Restate the data word for word and leave the images out.

Data shown:
----------

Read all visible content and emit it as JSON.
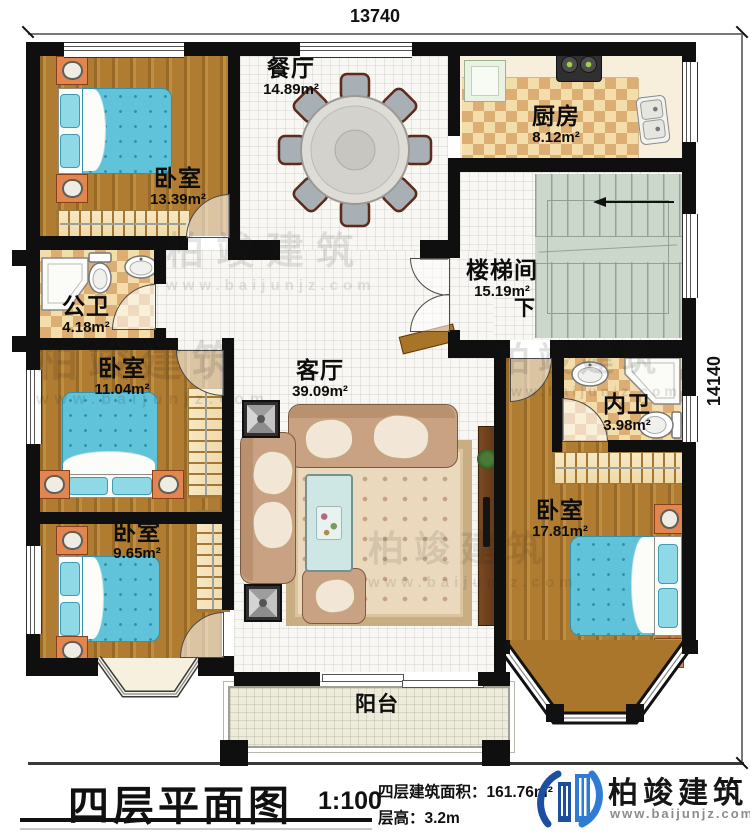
{
  "dimensions": {
    "top": "13740",
    "right": "14140"
  },
  "rooms": {
    "bedroom_top_left": {
      "name": "卧室",
      "area": "13.39m²"
    },
    "dining": {
      "name": "餐厅",
      "area": "14.89m²"
    },
    "kitchen": {
      "name": "厨房",
      "area": "8.12m²"
    },
    "public_bath": {
      "name": "公卫",
      "area": "4.18m²"
    },
    "stairwell": {
      "name": "楼梯间",
      "area": "15.19m²",
      "down_label": "下"
    },
    "bedroom_mid_left": {
      "name": "卧室",
      "area": "11.04m²"
    },
    "living": {
      "name": "客厅",
      "area": "39.09m²"
    },
    "ensuite_bath": {
      "name": "内卫",
      "area": "3.98m²"
    },
    "bedroom_bottom_left": {
      "name": "卧室",
      "area": "9.65m²"
    },
    "bedroom_bottom_right": {
      "name": "卧室",
      "area": "17.81m²"
    },
    "balcony": {
      "name": "阳台"
    }
  },
  "title_block": {
    "title": "四层平面图",
    "scale": "1:100",
    "building_area": "四层建筑面积：161.76m²",
    "floor_height": "层高：3.2m",
    "brand": "柏竣建筑",
    "website": "www.baijunjz.com"
  },
  "watermark": {
    "brand": "柏竣建筑",
    "website": "www.baijunjz.com"
  },
  "colors": {
    "wall": "#0f0f0f",
    "bed": "#61c3da",
    "wood": "#b07c31",
    "brand_blue": "#1d4fa1",
    "brand_light_blue": "#2f7bd6"
  }
}
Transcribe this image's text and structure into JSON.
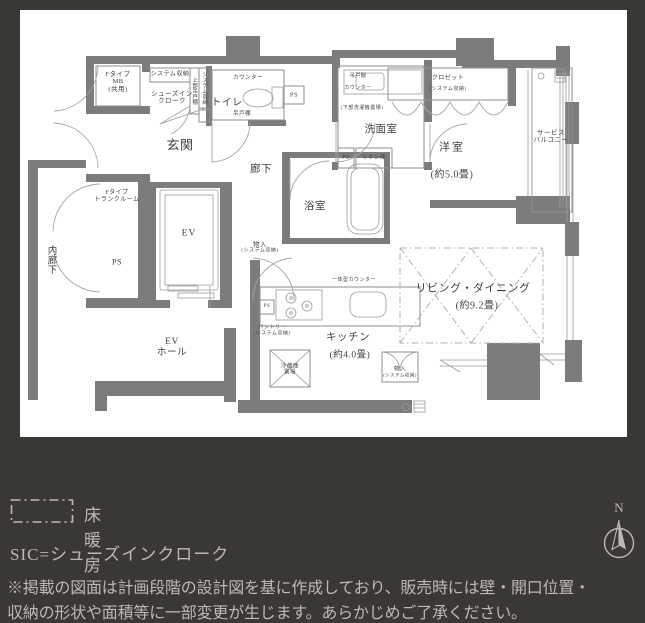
{
  "colors": {
    "background": "#3a3835",
    "panel": "#ffffff",
    "wall": "#7c7c7c",
    "line": "#8e8e8e",
    "plan_text": "#453f42",
    "legend_text": "#beb8b1"
  },
  "plan": {
    "mb1": "Fタイプ",
    "mb2": "MB",
    "mb3": "(共用)",
    "sys_storage": "システム収納",
    "sic1": "シューズイン",
    "sic2": "クローク",
    "upper_shelf": "上部吊戸棚",
    "sys_storage_v": "システム収納",
    "genkan": "玄関",
    "toilet": "トイレ",
    "counter": "カウンター",
    "hanging": "吊戸棚",
    "ps": "PS",
    "washroom": "洗面室",
    "washer_note": "(下部洗濯機置場)",
    "linen": "リネン庫",
    "bath": "浴室",
    "hallway": "廊下",
    "monoire": "物入",
    "sys_storage_paren": "(システム収納)",
    "ev": "EV",
    "ev_hall1": "EV",
    "ev_hall2": "ホール",
    "trunk1": "Fタイプ",
    "trunk2": "トランクルーム",
    "inner_corridor": "内廊下",
    "kitchen": "キッチン",
    "kitchen_size": "(約4.0畳)",
    "pantry": "パントリー",
    "fridge1": "冷蔵庫",
    "fridge2": "置場",
    "integrated_counter": "一体型カウンター",
    "living": "リビング・ダイニング",
    "living_size": "(約9.2畳)",
    "bedroom": "洋室",
    "bedroom_size": "(約5.0畳)",
    "closet": "クロゼット",
    "closet_sub": "(システム収納)",
    "balcony1": "サービス",
    "balcony2": "バルコニー"
  },
  "legend": {
    "floor_heating": "床暖房",
    "sic": "SIC=シューズインクローク",
    "note_line1": "※掲載の図面は計画段階の設計図を基に作成しており、販売時には壁・開口位置・",
    "note_line2": "収納の形状や面積等に一部変更が生じます。あらかじめご了承ください。",
    "compass_n": "N"
  }
}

----------

Answer for the task:
Read all visible content and emit it as JSON.
{
  "dimensions": {
    "top": "13740",
    "right": "14140"
  },
  "rooms": {
    "bedroom_top_left": {
      "name": "卧室",
      "area": "13.39m²"
    },
    "dining": {
      "name": "餐厅",
      "area": "14.89m²"
    },
    "kitchen": {
      "name": "厨房",
      "area": "8.12m²"
    },
    "public_bath": {
      "name": "公卫",
      "area": "4.18m²"
    },
    "stairwell": {
      "name": "楼梯间",
      "area": "15.19m²",
      "down_label": "下"
    },
    "bedroom_mid_left": {
      "name": "卧室",
      "area": "11.04m²"
    },
    "living": {
      "name": "客厅",
      "area": "39.09m²"
    },
    "ensuite_bath": {
      "name": "内卫",
      "area": "3.98m²"
    },
    "bedroom_bottom_left": {
      "name": "卧室",
      "area": "9.65m²"
    },
    "bedroom_bottom_right": {
      "name": "卧室",
      "area": "17.81m²"
    },
    "balcony": {
      "name": "阳台"
    }
  },
  "title_block": {
    "title": "四层平面图",
    "scale": "1:100",
    "building_area": "四层建筑面积：161.76m²",
    "floor_height": "层高：3.2m",
    "brand": "柏竣建筑",
    "website": "www.baijunjz.com"
  },
  "watermark": {
    "brand": "柏竣建筑",
    "website": "www.baijunjz.com"
  },
  "colors": {
    "wall": "#0f0f0f",
    "bed": "#61c3da",
    "wood": "#b07c31",
    "brand_blue": "#1d4fa1",
    "brand_light_blue": "#2f7bd6"
  }
}
Transcribe this image's text and structure into JSON.
{
  "colors": {
    "background": "#3a3835",
    "panel": "#ffffff",
    "wall": "#7c7c7c",
    "line": "#8e8e8e",
    "plan_text": "#453f42",
    "legend_text": "#beb8b1"
  },
  "plan": {
    "mb1": "Fタイプ",
    "mb2": "MB",
    "mb3": "(共用)",
    "sys_storage": "システム収納",
    "sic1": "シューズイン",
    "sic2": "クローク",
    "upper_shelf": "上部吊戸棚",
    "sys_storage_v": "システム収納",
    "genkan": "玄関",
    "toilet": "トイレ",
    "counter": "カウンター",
    "hanging": "吊戸棚",
    "ps": "PS",
    "washroom": "洗面室",
    "washer_note": "(下部洗濯機置場)",
    "linen": "リネン庫",
    "bath": "浴室",
    "hallway": "廊下",
    "monoire": "物入",
    "sys_storage_paren": "(システム収納)",
    "ev": "EV",
    "ev_hall1": "EV",
    "ev_hall2": "ホール",
    "trunk1": "Fタイプ",
    "trunk2": "トランクルーム",
    "inner_corridor": "内廊下",
    "kitchen": "キッチン",
    "kitchen_size": "(約4.0畳)",
    "pantry": "パントリー",
    "fridge1": "冷蔵庫",
    "fridge2": "置場",
    "integrated_counter": "一体型カウンター",
    "living": "リビング・ダイニング",
    "living_size": "(約9.2畳)",
    "bedroom": "洋室",
    "bedroom_size": "(約5.0畳)",
    "closet": "クロゼット",
    "closet_sub": "(システム収納)",
    "balcony1": "サービス",
    "balcony2": "バルコニー"
  },
  "legend": {
    "floor_heating": "床暖房",
    "sic": "SIC=シューズインクローク",
    "note_line1": "※掲載の図面は計画段階の設計図を基に作成しており、販売時には壁・開口位置・",
    "note_line2": "収納の形状や面積等に一部変更が生じます。あらかじめご了承ください。",
    "compass_n": "N"
  }
}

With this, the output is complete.